*INSTRUCTIONS TO FOLLOW:*
In the entries that follow, find the word "Société" and report each line it is on.

*LISTED RECORDS:*
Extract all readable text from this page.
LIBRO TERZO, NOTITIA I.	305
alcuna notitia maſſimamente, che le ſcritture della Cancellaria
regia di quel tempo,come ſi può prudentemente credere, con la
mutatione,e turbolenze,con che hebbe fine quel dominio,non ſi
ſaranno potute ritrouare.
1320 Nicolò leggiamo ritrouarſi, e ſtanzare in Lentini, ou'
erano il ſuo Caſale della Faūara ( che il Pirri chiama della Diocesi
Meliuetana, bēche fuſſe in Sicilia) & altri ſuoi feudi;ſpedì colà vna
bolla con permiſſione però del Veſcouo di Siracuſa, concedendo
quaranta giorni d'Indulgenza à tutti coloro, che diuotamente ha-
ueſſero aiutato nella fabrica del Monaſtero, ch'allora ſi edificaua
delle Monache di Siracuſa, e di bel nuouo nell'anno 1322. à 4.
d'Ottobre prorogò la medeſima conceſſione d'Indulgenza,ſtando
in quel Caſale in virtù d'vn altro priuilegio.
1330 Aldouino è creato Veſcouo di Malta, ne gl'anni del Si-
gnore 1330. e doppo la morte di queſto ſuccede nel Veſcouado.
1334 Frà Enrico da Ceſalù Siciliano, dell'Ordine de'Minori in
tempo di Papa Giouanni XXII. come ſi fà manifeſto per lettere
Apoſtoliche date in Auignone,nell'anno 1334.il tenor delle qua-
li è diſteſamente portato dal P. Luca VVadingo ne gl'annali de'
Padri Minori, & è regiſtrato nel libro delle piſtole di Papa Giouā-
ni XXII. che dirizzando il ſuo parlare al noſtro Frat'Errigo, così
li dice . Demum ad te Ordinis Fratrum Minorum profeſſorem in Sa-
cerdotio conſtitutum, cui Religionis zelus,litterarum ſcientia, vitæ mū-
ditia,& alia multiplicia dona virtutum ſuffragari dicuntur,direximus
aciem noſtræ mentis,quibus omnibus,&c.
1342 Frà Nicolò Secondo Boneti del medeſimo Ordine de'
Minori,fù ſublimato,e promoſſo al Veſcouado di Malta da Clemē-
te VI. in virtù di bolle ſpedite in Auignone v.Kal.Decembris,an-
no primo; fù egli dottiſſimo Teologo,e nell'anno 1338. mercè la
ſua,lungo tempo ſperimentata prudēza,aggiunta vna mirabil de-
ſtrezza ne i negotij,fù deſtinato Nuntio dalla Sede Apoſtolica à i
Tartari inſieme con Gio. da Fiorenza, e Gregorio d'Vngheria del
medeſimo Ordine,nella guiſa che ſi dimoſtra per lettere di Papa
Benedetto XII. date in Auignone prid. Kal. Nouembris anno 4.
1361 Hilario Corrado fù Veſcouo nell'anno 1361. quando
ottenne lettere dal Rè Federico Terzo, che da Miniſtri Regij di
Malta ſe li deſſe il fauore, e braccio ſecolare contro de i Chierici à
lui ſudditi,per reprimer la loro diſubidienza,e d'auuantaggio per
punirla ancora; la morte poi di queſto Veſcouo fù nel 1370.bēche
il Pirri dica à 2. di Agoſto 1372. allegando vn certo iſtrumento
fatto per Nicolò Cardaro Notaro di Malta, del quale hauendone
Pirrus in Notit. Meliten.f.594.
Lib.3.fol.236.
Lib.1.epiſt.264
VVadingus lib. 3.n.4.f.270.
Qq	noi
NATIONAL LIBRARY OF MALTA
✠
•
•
--
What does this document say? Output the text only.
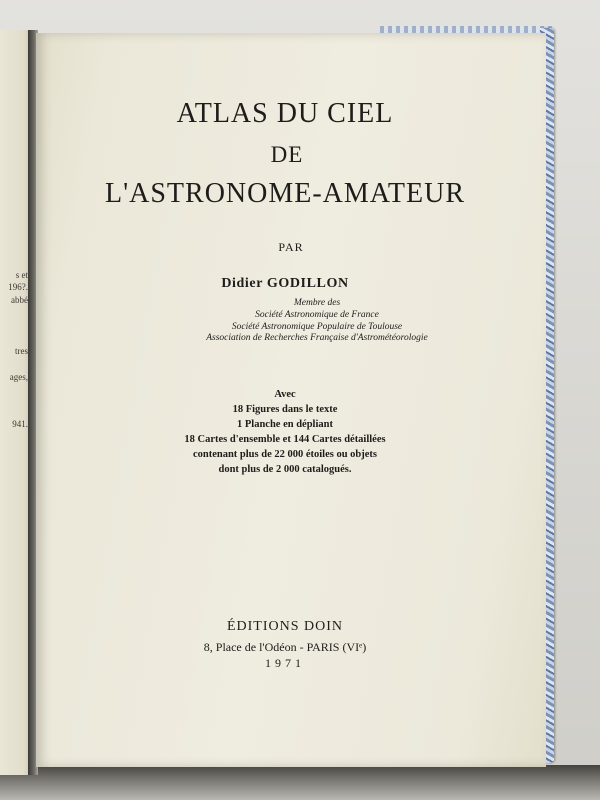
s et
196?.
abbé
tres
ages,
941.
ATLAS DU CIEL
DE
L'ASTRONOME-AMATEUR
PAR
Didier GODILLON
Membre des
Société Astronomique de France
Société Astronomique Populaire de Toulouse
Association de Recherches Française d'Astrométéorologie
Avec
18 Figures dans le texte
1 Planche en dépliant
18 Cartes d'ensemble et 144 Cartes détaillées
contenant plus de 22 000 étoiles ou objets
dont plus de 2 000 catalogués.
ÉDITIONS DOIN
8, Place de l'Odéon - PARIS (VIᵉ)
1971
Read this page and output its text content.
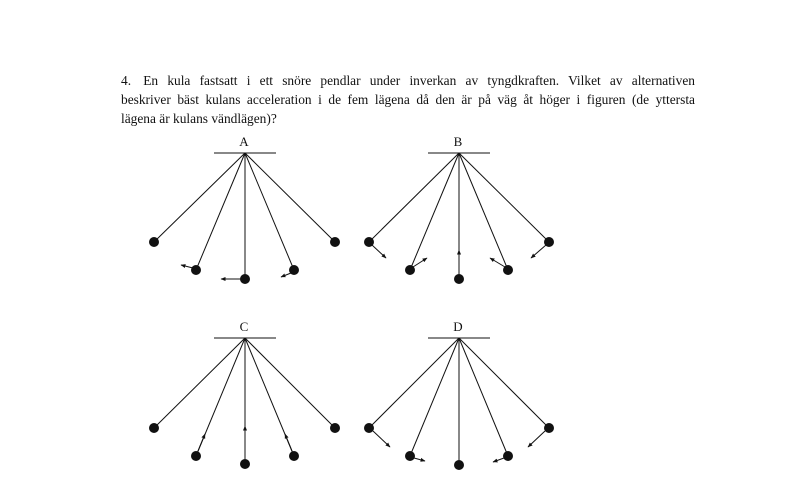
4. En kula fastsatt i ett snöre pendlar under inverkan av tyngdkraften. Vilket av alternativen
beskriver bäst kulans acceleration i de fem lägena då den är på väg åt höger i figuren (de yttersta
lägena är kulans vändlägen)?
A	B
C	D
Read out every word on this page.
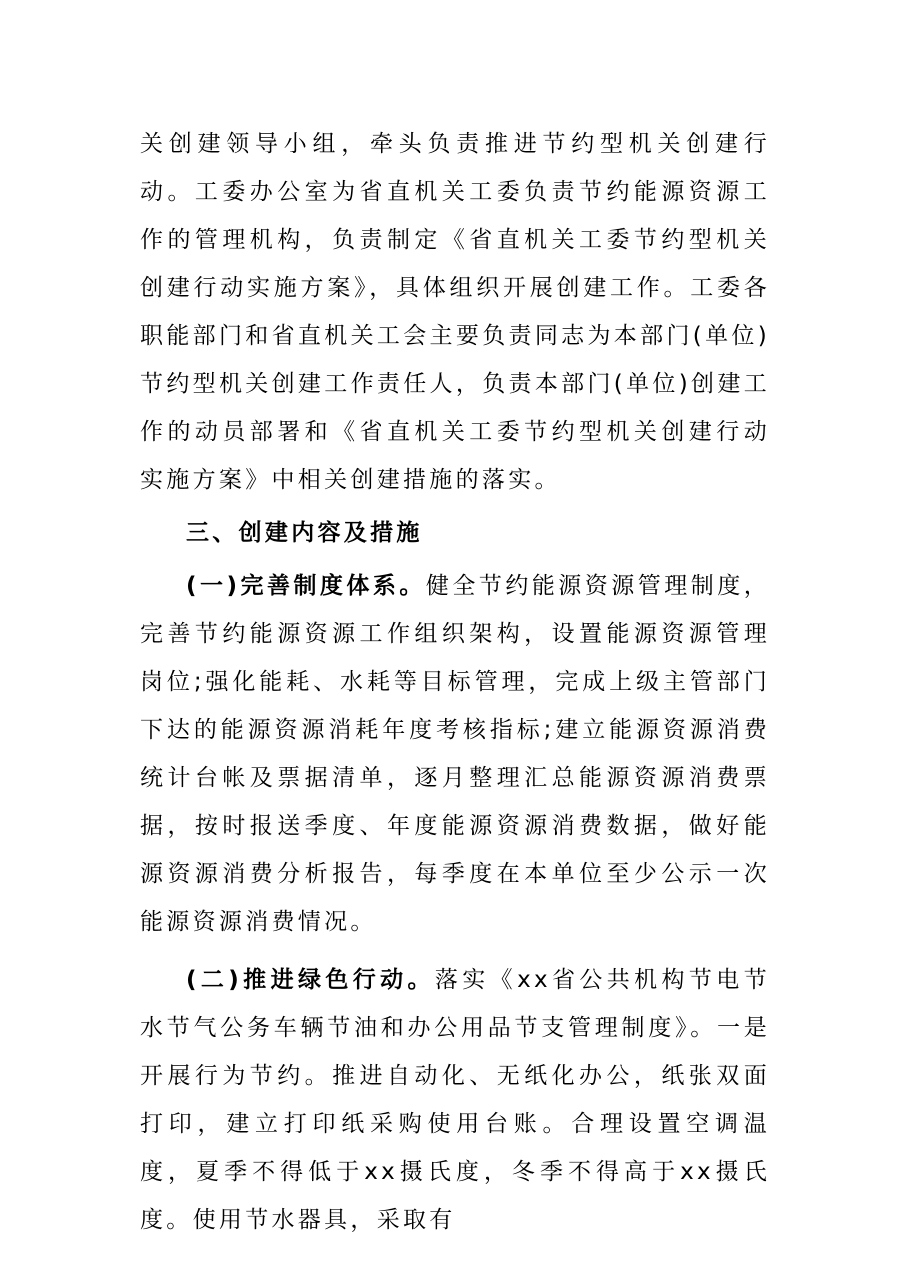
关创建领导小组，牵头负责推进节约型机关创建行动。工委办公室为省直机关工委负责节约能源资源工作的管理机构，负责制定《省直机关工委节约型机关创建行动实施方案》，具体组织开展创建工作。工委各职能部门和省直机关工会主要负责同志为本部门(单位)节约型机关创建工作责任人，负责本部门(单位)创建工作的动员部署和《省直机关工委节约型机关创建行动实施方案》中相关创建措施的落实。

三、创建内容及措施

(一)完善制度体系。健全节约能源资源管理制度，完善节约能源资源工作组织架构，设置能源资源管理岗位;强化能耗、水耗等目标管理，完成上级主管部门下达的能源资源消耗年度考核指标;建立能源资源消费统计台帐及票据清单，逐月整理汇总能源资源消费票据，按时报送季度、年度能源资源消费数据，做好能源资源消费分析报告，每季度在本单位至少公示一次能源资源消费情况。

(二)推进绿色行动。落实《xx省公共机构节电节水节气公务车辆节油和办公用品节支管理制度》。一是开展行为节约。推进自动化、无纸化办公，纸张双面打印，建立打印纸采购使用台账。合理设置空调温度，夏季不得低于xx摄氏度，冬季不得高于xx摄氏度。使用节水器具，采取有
...
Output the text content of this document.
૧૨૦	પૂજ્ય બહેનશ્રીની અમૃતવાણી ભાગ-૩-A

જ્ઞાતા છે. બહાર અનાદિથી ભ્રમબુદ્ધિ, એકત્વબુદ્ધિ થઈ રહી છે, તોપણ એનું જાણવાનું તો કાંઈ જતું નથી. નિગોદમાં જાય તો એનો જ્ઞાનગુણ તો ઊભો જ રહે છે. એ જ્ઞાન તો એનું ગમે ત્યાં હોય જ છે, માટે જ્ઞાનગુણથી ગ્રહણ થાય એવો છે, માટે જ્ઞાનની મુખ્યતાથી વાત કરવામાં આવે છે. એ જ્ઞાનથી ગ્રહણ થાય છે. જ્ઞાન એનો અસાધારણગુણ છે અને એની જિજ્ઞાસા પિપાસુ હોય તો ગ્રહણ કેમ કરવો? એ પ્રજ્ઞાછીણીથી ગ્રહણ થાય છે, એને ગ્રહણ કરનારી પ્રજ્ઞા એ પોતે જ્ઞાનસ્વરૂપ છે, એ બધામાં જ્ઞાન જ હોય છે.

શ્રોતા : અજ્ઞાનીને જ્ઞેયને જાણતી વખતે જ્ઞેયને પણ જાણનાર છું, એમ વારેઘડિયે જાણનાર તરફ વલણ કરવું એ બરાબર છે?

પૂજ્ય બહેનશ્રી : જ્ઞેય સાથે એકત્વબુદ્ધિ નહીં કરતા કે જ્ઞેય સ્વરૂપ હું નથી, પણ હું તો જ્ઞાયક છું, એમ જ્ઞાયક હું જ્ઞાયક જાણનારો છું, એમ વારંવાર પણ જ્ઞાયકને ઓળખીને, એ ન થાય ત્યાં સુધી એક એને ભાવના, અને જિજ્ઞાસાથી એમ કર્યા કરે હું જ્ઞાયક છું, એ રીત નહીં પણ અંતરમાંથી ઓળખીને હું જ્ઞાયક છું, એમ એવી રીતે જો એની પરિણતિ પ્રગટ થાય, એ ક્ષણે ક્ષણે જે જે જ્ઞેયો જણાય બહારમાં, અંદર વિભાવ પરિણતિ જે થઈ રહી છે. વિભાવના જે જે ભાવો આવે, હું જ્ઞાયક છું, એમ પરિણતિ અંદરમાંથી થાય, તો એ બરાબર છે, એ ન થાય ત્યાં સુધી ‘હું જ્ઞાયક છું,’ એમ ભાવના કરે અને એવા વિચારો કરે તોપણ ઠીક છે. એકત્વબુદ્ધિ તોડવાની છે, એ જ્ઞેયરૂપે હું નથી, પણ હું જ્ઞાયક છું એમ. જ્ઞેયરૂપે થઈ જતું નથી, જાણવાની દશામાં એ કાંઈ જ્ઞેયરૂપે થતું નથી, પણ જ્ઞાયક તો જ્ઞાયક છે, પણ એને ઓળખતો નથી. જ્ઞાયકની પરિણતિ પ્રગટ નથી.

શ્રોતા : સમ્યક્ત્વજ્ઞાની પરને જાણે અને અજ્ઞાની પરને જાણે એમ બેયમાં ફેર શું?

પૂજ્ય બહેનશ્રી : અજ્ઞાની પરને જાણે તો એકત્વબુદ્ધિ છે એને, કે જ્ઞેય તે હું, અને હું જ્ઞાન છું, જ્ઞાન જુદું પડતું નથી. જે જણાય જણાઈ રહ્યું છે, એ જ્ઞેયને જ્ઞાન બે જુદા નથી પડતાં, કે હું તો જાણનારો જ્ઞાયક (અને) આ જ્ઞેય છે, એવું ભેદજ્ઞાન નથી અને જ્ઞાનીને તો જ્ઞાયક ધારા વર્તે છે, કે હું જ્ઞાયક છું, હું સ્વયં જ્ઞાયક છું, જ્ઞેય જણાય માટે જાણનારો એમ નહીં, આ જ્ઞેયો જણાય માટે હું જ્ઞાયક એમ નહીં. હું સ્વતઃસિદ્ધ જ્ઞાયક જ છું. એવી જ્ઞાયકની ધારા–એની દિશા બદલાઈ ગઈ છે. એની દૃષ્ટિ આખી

*TASK RESULT:*
Société Astronomique de France
Société Astronomique Populaire de Toulouse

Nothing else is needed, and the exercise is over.